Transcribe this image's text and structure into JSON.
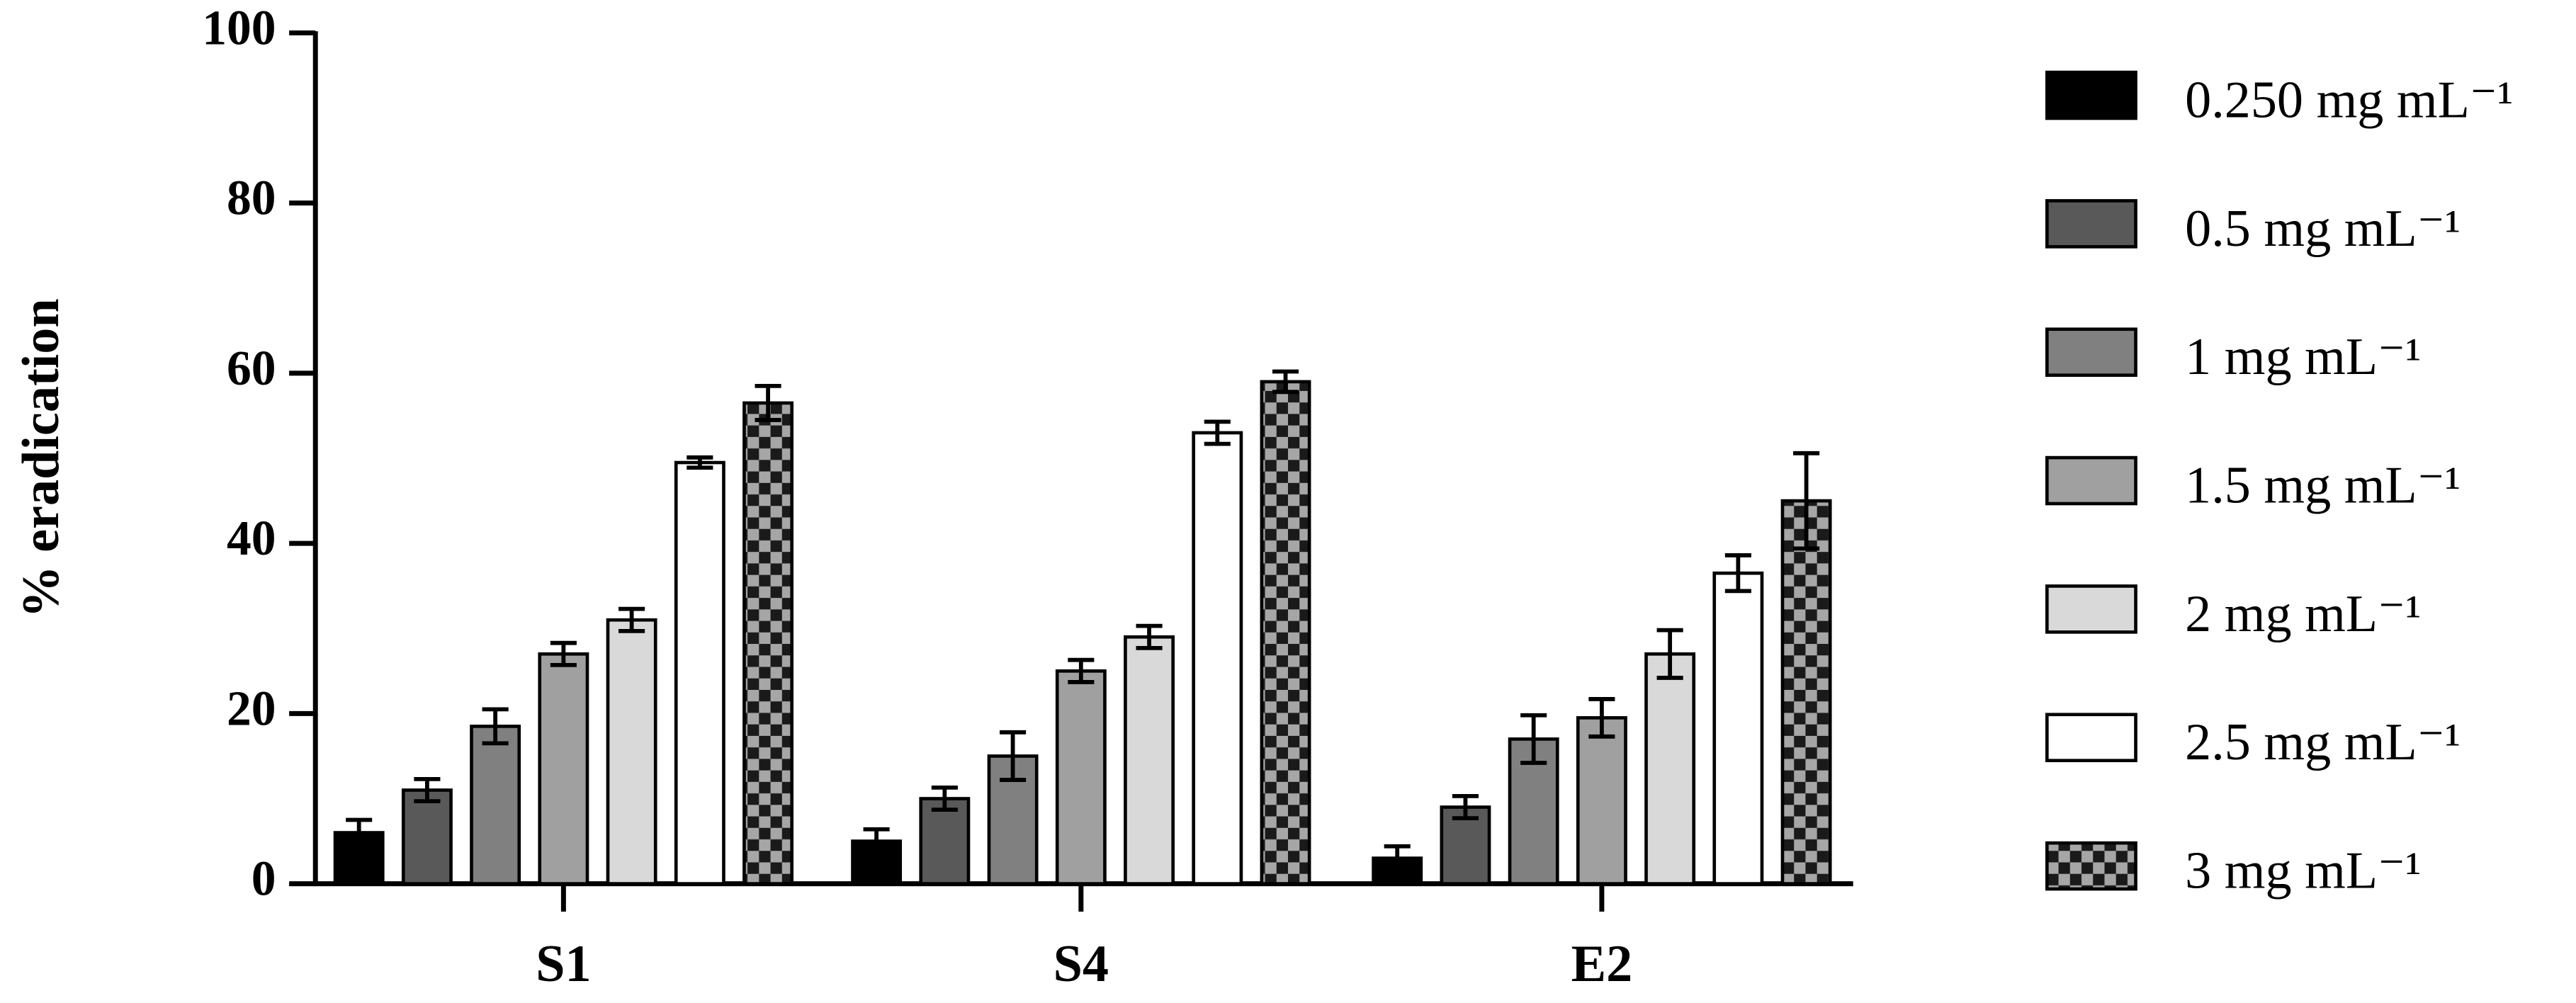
{
  "chart_data": {
    "type": "bar",
    "y_label": "% eradication",
    "categories": [
      "S1",
      "S4",
      "E2"
    ],
    "ylim": [
      0,
      100
    ],
    "yticks": [
      0,
      20,
      40,
      60,
      80,
      100
    ],
    "series": [
      {
        "name": "0.250 mg mL⁻¹",
        "color": "#000000",
        "values": [
          6,
          5,
          3
        ],
        "errors": [
          1.5,
          1.4,
          1.4
        ]
      },
      {
        "name": "0.5 mg mL⁻¹",
        "color": "#595959",
        "values": [
          11,
          10,
          9
        ],
        "errors": [
          1.3,
          1.3,
          1.3
        ]
      },
      {
        "name": "1 mg mL⁻¹",
        "color": "#808080",
        "values": [
          18.5,
          15,
          17
        ],
        "errors": [
          2,
          2.8,
          2.8
        ]
      },
      {
        "name": "1.5 mg mL⁻¹",
        "color": "#a0a0a0",
        "values": [
          27,
          25,
          19.5
        ],
        "errors": [
          1.3,
          1.3,
          2.2
        ]
      },
      {
        "name": "2 mg mL⁻¹",
        "color": "#d9d9d9",
        "values": [
          31,
          29,
          27
        ],
        "errors": [
          1.3,
          1.3,
          2.8
        ]
      },
      {
        "name": "2.5 mg mL⁻¹",
        "color": "#ffffff",
        "values": [
          49.5,
          53,
          36.5
        ],
        "errors": [
          0.6,
          1.3,
          2.1
        ]
      },
      {
        "name": "3 mg mL⁻¹",
        "color": "#a6a6a6",
        "pattern": "checker",
        "values": [
          56.5,
          59,
          45
        ],
        "errors": [
          2,
          1.2,
          5.6
        ]
      }
    ]
  }
}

## REQUEST
Find how many lines of the material carry the string "name". Only the number should be in the answer.

## ANSWER TO THIS TASK
7